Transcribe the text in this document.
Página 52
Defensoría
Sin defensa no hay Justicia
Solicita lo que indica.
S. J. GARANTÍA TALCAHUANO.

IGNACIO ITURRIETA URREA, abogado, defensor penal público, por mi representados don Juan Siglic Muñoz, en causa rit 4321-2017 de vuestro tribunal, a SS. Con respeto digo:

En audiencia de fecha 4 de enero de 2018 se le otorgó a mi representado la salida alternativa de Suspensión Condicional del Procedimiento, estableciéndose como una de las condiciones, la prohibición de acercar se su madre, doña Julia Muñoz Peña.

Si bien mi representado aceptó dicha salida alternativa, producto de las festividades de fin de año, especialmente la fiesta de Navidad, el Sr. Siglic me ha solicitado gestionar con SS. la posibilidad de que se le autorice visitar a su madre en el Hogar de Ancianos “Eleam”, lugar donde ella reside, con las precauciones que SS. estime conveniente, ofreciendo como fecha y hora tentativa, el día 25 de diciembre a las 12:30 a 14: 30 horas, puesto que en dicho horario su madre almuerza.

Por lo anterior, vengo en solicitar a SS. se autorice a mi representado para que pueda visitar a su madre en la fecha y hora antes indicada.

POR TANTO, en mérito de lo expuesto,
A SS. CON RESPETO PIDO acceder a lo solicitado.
--
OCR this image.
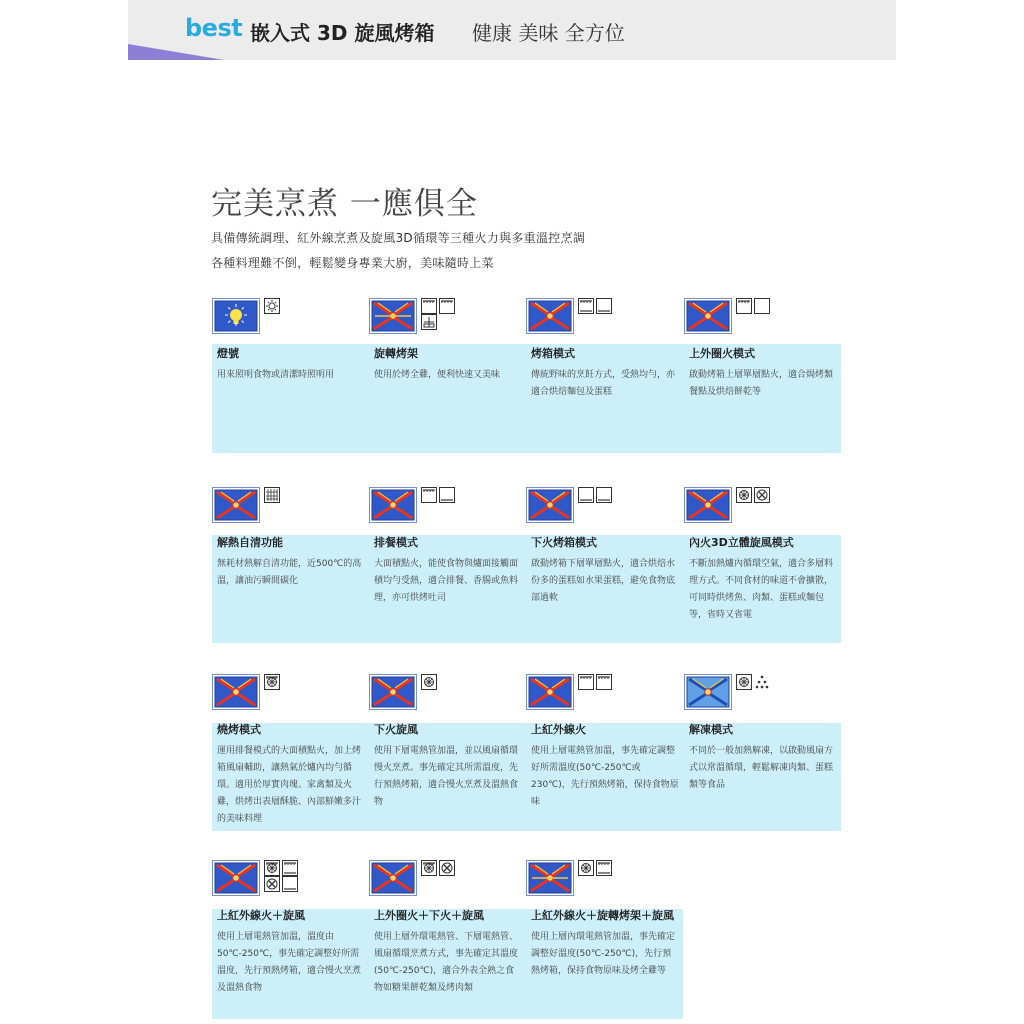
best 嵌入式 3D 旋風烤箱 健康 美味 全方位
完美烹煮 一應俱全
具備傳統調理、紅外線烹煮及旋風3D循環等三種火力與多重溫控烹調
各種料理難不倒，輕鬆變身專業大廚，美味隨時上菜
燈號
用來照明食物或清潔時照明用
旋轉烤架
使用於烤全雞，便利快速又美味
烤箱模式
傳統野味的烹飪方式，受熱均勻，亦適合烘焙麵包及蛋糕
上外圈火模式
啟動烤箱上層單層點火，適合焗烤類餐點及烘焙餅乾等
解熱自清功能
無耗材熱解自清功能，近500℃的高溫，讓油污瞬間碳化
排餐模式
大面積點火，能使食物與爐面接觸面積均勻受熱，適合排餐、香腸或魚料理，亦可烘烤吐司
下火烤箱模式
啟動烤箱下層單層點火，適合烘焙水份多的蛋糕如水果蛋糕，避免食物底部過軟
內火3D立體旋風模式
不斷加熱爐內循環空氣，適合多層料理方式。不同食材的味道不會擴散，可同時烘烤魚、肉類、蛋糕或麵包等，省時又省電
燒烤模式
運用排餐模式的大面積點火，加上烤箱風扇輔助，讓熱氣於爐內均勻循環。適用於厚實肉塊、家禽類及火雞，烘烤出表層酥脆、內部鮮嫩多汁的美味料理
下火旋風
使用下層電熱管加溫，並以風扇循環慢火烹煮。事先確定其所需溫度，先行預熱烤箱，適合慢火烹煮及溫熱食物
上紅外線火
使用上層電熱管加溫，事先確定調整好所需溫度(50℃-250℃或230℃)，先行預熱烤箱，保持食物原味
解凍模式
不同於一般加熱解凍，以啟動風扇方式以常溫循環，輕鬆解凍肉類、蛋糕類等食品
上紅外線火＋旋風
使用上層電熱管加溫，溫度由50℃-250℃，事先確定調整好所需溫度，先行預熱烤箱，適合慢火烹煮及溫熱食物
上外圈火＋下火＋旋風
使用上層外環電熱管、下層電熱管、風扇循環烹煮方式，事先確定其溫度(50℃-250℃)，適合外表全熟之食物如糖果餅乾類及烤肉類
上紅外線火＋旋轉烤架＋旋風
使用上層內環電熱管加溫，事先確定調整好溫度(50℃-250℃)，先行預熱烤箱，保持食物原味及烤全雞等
--
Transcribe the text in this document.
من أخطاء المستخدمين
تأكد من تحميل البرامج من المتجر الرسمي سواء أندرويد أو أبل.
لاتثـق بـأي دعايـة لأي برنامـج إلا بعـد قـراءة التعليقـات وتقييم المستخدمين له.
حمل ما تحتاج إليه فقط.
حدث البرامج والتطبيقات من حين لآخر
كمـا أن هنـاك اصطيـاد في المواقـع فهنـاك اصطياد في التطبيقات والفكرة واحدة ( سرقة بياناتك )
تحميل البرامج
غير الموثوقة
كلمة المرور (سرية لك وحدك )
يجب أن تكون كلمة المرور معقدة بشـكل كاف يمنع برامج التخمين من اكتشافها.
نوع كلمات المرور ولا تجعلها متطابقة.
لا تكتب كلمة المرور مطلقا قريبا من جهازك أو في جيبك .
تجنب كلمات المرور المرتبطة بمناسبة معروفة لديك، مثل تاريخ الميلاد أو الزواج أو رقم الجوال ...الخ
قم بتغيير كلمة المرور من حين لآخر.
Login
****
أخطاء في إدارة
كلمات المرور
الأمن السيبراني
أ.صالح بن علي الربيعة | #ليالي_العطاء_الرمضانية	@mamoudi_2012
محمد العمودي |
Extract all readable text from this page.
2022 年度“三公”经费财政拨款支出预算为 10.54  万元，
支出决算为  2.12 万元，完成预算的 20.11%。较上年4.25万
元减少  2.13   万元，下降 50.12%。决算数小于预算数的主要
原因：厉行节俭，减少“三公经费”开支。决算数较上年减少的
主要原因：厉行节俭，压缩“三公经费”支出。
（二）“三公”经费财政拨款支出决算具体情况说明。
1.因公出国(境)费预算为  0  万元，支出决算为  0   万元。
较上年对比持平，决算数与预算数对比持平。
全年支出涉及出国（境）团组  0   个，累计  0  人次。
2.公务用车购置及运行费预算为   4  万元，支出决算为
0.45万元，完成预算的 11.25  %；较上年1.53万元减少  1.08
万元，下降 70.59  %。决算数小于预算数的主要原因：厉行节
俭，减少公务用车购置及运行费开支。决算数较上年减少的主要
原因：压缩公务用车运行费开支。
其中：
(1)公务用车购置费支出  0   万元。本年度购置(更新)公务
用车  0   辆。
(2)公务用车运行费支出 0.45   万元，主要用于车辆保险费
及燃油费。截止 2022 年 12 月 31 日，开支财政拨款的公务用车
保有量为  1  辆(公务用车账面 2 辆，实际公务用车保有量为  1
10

Exercise details: Count the lines in the entries above that include the string "visitar", then give only that figure.

Written solution: 2